* [Exercise description]
Write the records out again, keeping each line exactly as it is.

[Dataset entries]
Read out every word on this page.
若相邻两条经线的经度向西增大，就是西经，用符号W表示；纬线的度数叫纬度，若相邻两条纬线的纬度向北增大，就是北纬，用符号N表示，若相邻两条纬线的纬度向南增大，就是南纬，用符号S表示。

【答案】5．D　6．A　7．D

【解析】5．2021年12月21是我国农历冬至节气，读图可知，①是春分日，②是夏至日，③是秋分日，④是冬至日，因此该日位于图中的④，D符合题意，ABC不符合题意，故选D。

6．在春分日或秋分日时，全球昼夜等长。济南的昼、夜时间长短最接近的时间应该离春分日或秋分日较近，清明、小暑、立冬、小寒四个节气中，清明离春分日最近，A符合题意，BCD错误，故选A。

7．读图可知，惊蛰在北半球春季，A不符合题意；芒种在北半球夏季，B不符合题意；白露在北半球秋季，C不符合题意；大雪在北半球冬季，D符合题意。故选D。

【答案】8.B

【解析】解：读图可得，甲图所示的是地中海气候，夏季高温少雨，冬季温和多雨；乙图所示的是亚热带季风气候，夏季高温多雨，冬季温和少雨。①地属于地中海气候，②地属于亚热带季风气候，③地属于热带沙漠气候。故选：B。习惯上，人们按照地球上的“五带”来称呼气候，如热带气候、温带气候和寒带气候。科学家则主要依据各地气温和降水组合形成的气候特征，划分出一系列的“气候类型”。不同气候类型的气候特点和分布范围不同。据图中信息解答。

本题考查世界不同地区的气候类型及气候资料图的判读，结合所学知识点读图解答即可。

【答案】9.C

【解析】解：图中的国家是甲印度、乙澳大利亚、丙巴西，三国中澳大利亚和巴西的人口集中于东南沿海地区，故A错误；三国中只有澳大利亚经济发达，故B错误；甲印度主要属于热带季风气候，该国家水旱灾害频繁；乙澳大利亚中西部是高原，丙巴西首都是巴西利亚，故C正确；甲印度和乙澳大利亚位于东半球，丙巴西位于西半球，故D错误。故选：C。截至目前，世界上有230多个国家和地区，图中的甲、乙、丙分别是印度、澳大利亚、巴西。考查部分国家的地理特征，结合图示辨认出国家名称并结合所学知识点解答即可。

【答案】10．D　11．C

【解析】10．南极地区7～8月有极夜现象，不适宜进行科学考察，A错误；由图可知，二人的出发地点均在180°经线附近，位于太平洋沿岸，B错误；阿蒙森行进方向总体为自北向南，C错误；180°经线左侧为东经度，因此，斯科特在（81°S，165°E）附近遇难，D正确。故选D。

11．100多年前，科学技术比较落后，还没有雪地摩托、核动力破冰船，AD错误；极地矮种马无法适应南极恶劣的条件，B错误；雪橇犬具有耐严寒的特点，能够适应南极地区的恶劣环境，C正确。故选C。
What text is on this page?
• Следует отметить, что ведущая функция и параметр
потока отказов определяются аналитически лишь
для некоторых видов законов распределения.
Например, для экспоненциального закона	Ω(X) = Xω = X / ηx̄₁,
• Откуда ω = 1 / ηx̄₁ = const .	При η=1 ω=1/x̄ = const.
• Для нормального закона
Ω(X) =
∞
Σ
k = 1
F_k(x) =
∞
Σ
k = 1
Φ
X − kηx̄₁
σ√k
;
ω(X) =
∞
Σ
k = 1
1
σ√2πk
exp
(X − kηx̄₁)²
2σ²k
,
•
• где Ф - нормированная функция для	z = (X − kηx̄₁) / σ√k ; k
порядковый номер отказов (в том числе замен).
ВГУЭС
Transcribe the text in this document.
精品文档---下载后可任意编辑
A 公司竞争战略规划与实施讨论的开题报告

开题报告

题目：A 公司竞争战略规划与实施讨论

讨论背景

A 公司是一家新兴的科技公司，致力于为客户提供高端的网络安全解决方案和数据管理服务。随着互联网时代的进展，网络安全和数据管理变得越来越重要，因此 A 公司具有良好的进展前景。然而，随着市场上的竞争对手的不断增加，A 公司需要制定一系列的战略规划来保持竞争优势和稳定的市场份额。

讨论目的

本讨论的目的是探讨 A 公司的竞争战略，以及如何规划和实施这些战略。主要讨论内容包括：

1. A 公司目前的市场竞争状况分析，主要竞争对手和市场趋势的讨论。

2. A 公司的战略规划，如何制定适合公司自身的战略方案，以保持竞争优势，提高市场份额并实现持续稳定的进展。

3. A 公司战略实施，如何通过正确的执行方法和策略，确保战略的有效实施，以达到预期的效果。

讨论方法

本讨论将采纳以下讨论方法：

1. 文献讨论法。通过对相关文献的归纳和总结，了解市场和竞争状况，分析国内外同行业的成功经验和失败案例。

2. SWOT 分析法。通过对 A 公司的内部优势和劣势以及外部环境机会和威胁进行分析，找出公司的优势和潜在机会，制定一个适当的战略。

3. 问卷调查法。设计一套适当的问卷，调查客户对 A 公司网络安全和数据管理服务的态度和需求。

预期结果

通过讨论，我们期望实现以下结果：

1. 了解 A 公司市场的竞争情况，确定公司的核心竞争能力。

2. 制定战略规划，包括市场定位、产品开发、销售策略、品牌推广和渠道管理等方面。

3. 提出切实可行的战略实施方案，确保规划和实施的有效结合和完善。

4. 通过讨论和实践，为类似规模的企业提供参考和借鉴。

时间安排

* [Completed exercise]
Read out every word on this page.
若相邻两条经线的经度向西增大，就是西经，用符号W表示；纬线的度数叫纬度，若相邻两条纬线的纬度向北增大，就是北纬，用符号N表示，若相邻两条纬线的纬度向南增大，就是南纬，用符号S表示。

【答案】5．D　6．A　7．D

【解析】5．2021年12月21是我国农历冬至节气，读图可知，①是春分日，②是夏至日，③是秋分日，④是冬至日，因此该日位于图中的④，D符合题意，ABC不符合题意，故选D。

6．在春分日或秋分日时，全球昼夜等长。济南的昼、夜时间长短最接近的时间应该离春分日或秋分日较近，清明、小暑、立冬、小寒四个节气中，清明离春分日最近，A符合题意，BCD错误，故选A。

7．读图可知，惊蛰在北半球春季，A不符合题意；芒种在北半球夏季，B不符合题意；白露在北半球秋季，C不符合题意；大雪在北半球冬季，D符合题意。故选D。

【答案】8.B

【解析】解：读图可得，甲图所示的是地中海气候，夏季高温少雨，冬季温和多雨；乙图所示的是亚热带季风气候，夏季高温多雨，冬季温和少雨。①地属于地中海气候，②地属于亚热带季风气候，③地属于热带沙漠气候。故选：B。习惯上，人们按照地球上的“五带”来称呼气候，如热带气候、温带气候和寒带气候。科学家则主要依据各地气温和降水组合形成的气候特征，划分出一系列的“气候类型”。不同气候类型的气候特点和分布范围不同。据图中信息解答。

本题考查世界不同地区的气候类型及气候资料图的判读，结合所学知识点读图解答即可。

【答案】9.C

【解析】解：图中的国家是甲印度、乙澳大利亚、丙巴西，三国中澳大利亚和巴西的人口集中于东南沿海地区，故A错误；三国中只有澳大利亚经济发达，故B错误；甲印度主要属于热带季风气候，该国家水旱灾害频繁；乙澳大利亚中西部是高原，丙巴西首都是巴西利亚，故C正确；甲印度和乙澳大利亚位于东半球，丙巴西位于西半球，故D错误。故选：C。截至目前，世界上有230多个国家和地区，图中的甲、乙、丙分别是印度、澳大利亚、巴西。考查部分国家的地理特征，结合图示辨认出国家名称并结合所学知识点解答即可。

【答案】10．D　11．C

【解析】10．南极地区7～8月有极夜现象，不适宜进行科学考察，A错误；由图可知，二人的出发地点均在180°经线附近，位于太平洋沿岸，B错误；阿蒙森行进方向总体为自北向南，C错误；180°经线左侧为东经度，因此，斯科特在（81°S，165°E）附近遇难，D正确。故选D。

11．100多年前，科学技术比较落后，还没有雪地摩托、核动力破冰船，AD错误；极地矮种马无法适应南极恶劣的条件，B错误；雪橇犬具有耐严寒的特点，能够适应南极地区的恶劣环境，C正确。故选C。
What text is on this page?
• Следует отметить, что ведущая функция и параметр
потока отказов определяются аналитически лишь
для некоторых видов законов распределения.
Например, для экспоненциального закона	Ω(X) = Xω = X / ηx̄₁,
• Откуда ω = 1 / ηx̄₁ = const .	При η=1 ω=1/x̄ = const.
• Для нормального закона
Ω(X) =
∞
Σ
k = 1
F_k(x) =
∞
Σ
k = 1
Φ
X − kηx̄₁
σ√k
;
ω(X) =
∞
Σ
k = 1
1
σ√2πk
exp
(X − kηx̄₁)²
2σ²k
,
•
• где Ф - нормированная функция для	z = (X − kηx̄₁) / σ√k ; k
порядковый номер отказов (в том числе замен).
ВГУЭС
Transcribe the text in this document.
精品文档---下载后可任意编辑
A 公司竞争战略规划与实施讨论的开题报告

开题报告

题目：A 公司竞争战略规划与实施讨论

讨论背景

A 公司是一家新兴的科技公司，致力于为客户提供高端的网络安全解决方案和数据管理服务。随着互联网时代的进展，网络安全和数据管理变得越来越重要，因此 A 公司具有良好的进展前景。然而，随着市场上的竞争对手的不断增加，A 公司需要制定一系列的战略规划来保持竞争优势和稳定的市场份额。

讨论目的

本讨论的目的是探讨 A 公司的竞争战略，以及如何规划和实施这些战略。主要讨论内容包括：

1. A 公司目前的市场竞争状况分析，主要竞争对手和市场趋势的讨论。

2. A 公司的战略规划，如何制定适合公司自身的战略方案，以保持竞争优势，提高市场份额并实现持续稳定的进展。

3. A 公司战略实施，如何通过正确的执行方法和策略，确保战略的有效实施，以达到预期的效果。

讨论方法

本讨论将采纳以下讨论方法：

1. 文献讨论法。通过对相关文献的归纳和总结，了解市场和竞争状况，分析国内外同行业的成功经验和失败案例。

2. SWOT 分析法。通过对 A 公司的内部优势和劣势以及外部环境机会和威胁进行分析，找出公司的优势和潜在机会，制定一个适当的战略。

3. 问卷调查法。设计一套适当的问卷，调查客户对 A 公司网络安全和数据管理服务的态度和需求。

预期结果

通过讨论，我们期望实现以下结果：

1. 了解 A 公司市场的竞争情况，确定公司的核心竞争能力。

2. 制定战略规划，包括市场定位、产品开发、销售策略、品牌推广和渠道管理等方面。

3. 提出切实可行的战略实施方案，确保规划和实施的有效结合和完善。

4. 通过讨论和实践，为类似规模的企业提供参考和借鉴。

时间安排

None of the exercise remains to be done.